Saved entries
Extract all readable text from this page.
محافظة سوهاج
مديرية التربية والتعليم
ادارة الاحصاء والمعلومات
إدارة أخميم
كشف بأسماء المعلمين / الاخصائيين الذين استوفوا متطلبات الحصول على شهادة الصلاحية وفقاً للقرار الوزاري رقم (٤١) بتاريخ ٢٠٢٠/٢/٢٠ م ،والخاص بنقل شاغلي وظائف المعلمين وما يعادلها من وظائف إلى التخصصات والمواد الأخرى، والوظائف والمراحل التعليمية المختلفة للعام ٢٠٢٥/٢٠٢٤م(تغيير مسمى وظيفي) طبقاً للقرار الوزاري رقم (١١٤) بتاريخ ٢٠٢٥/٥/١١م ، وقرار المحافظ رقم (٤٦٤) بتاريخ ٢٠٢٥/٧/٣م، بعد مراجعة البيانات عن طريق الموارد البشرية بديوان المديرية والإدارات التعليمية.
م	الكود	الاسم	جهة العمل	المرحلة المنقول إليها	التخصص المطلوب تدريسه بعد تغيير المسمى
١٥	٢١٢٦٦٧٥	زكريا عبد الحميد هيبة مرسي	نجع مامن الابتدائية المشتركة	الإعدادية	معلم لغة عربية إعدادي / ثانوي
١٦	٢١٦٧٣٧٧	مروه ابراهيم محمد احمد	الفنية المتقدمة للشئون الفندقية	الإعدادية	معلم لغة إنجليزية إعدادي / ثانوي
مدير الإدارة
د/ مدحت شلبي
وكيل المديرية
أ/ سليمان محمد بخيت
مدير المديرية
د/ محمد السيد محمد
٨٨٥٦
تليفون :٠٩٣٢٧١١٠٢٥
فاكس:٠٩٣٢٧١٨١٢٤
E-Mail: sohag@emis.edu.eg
==
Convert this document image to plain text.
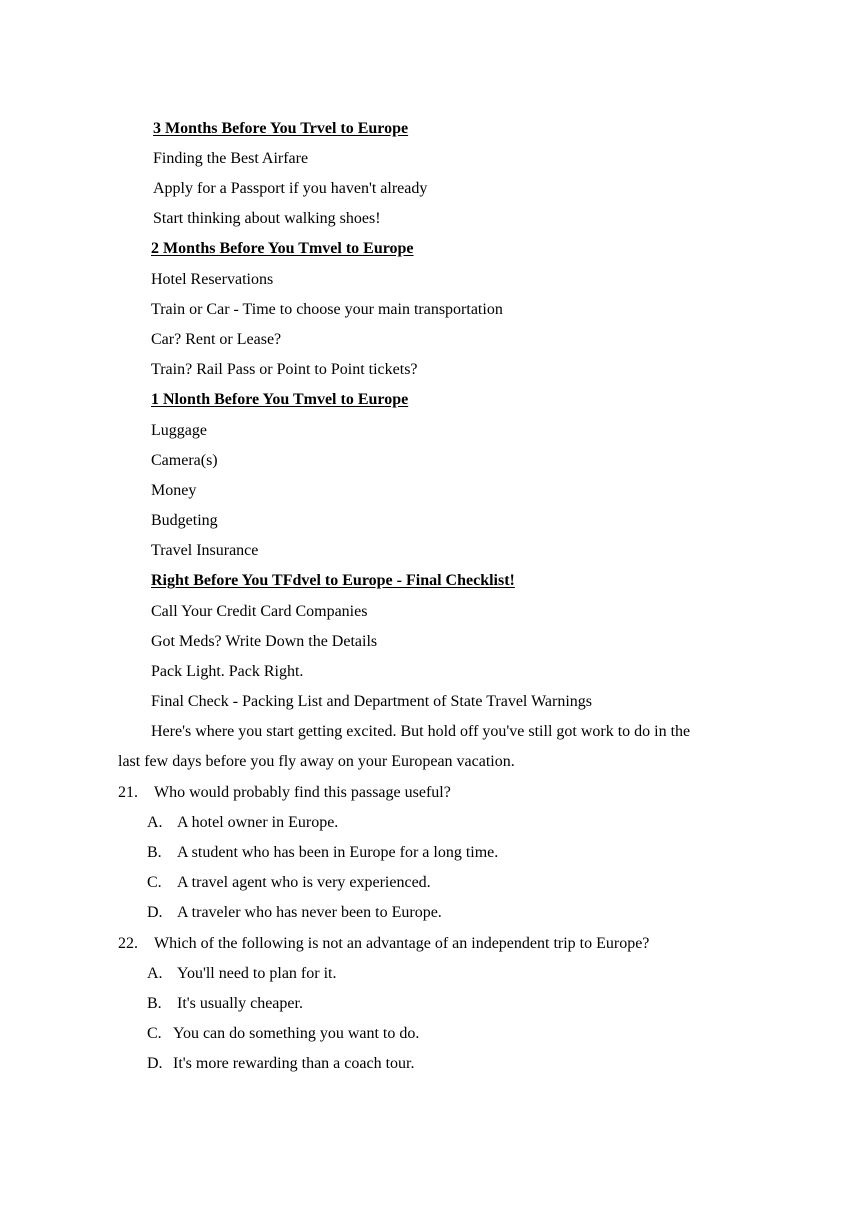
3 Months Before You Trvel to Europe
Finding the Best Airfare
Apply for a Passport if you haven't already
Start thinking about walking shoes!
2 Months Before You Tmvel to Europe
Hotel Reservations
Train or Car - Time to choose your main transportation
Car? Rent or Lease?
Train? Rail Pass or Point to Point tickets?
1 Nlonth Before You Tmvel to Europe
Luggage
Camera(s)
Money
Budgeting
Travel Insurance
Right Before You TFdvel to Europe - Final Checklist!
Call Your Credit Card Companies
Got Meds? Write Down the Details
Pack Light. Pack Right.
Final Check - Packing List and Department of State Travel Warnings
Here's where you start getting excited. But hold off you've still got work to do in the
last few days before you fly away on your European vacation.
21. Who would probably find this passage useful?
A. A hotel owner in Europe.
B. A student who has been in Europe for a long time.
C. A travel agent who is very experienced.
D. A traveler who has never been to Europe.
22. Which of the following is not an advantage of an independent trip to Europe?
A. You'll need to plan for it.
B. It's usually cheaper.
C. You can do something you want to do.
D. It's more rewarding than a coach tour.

What you are asked to do
Scan the entries above. Copy each line that has the string "this".

Solution below
Extract all readable text from this page.
Convert this document image to plain text.
21. Who would probably find this passage useful?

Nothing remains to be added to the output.